## start Exercise materials

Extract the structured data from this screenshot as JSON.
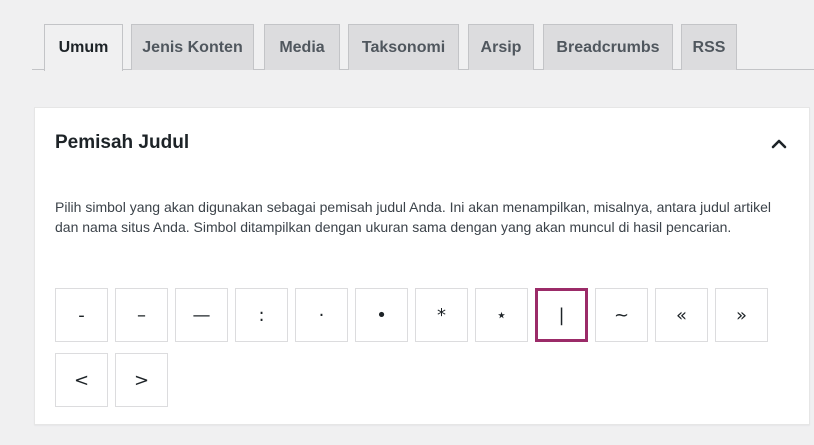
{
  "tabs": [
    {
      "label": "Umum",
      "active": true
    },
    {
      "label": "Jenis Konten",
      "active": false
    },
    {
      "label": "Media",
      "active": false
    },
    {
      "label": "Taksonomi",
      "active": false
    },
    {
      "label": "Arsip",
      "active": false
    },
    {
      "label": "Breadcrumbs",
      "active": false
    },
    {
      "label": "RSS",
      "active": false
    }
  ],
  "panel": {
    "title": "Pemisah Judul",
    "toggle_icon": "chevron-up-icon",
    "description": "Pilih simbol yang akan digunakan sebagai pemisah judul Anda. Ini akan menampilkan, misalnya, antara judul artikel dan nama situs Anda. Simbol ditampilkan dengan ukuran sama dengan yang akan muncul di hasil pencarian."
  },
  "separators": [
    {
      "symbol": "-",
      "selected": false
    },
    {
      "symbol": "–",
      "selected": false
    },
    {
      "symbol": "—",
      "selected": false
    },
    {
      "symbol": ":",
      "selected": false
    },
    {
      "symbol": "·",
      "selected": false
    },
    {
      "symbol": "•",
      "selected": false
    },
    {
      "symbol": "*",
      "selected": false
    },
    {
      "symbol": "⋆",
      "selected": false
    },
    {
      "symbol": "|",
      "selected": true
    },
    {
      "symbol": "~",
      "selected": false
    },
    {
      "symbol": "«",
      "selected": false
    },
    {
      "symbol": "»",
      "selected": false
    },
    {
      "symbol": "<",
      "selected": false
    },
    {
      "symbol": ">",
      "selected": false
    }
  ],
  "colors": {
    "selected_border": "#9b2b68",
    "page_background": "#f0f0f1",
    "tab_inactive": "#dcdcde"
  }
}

## end Exercise materials
## start Exercise materials

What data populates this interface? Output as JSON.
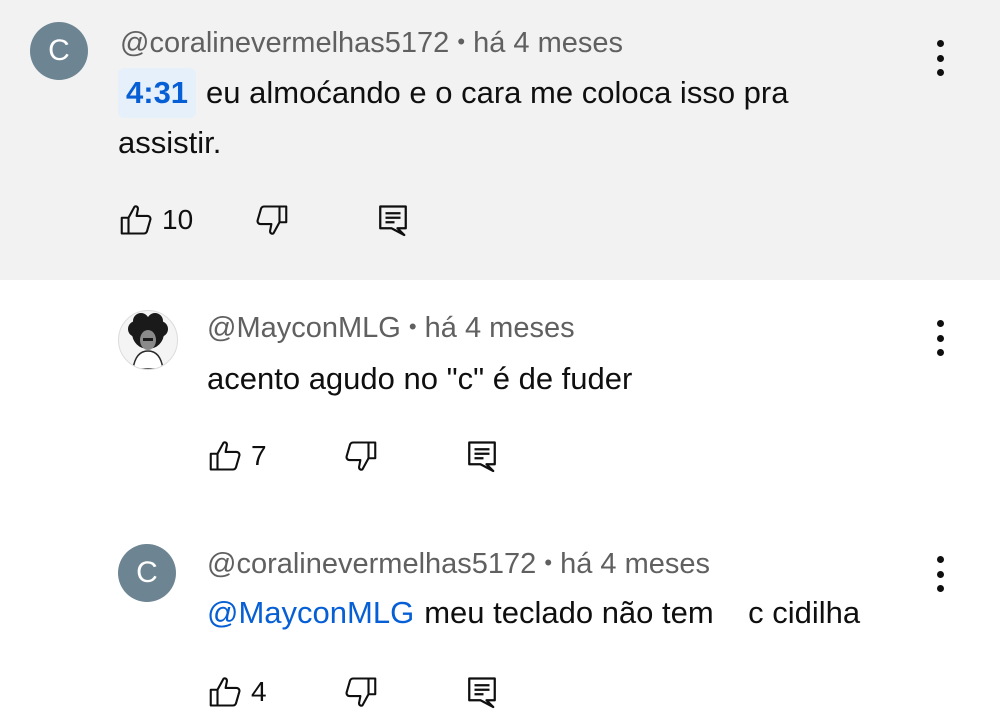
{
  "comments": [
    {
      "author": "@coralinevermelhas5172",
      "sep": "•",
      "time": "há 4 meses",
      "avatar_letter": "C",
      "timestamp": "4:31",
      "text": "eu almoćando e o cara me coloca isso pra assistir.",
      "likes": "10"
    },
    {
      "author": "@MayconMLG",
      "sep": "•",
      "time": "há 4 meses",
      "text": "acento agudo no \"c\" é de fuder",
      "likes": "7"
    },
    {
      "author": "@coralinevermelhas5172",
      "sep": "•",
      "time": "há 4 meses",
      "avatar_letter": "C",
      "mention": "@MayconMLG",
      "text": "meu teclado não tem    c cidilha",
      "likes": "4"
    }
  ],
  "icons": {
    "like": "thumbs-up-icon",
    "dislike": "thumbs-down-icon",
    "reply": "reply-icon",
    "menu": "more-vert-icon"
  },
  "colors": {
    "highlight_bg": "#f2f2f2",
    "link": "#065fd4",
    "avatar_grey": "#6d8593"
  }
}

## end Exercise materials

*What you need to do*:
Work out how many lines of the listing above include the word "thumbs". Report only the number.

*Result for this task*:
2